• GIVEN PROBLEM:
Pull out every line below that contains the word "Article".

• RECORDS SHOWN:
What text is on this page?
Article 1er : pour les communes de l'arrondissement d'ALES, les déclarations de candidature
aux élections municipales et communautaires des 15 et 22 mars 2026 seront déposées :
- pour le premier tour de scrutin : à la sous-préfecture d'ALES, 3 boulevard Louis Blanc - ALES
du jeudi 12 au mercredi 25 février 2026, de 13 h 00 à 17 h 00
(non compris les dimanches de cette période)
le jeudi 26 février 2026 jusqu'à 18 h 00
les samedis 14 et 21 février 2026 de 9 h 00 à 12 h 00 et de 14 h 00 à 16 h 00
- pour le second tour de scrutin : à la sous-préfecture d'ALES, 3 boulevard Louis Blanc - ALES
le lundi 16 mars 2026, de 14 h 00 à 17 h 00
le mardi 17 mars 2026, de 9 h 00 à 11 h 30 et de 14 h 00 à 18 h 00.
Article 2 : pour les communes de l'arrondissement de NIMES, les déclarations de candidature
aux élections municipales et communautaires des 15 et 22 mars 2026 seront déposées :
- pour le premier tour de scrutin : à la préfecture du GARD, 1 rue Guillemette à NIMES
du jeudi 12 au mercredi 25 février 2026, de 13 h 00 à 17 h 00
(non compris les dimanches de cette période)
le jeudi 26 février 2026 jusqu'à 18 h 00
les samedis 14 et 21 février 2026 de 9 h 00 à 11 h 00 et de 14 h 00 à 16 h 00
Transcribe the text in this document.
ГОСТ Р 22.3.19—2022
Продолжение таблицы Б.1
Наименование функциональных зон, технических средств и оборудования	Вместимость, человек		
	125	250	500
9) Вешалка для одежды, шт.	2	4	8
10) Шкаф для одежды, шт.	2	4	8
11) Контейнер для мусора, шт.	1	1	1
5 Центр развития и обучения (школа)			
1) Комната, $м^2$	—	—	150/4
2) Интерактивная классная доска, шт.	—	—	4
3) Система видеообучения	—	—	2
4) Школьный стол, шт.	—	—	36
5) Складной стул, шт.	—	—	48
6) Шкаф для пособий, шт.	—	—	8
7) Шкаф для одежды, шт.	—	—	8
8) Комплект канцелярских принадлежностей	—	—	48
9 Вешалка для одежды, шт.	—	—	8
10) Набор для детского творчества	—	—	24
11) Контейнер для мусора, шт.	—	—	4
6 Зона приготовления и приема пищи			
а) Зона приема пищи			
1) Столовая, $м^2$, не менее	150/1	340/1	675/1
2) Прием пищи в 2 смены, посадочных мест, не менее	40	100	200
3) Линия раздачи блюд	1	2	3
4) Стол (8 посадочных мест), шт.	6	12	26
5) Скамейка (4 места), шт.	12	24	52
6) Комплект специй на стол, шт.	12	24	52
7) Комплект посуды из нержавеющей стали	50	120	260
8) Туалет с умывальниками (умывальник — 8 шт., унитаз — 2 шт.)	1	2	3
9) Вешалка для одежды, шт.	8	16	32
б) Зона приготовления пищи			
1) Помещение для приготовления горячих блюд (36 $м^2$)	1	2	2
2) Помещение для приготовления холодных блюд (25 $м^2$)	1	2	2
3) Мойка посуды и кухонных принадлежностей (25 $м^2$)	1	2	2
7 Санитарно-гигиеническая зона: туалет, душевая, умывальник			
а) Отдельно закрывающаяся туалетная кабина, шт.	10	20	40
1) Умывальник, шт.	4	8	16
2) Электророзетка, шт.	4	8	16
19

• RESULT:
Article 1er : pour les communes de l'arrondissement d'ALES, les déclarations de candidature
Article 2 : pour les communes de l'arrondissement de NIMES, les déclarations de candidature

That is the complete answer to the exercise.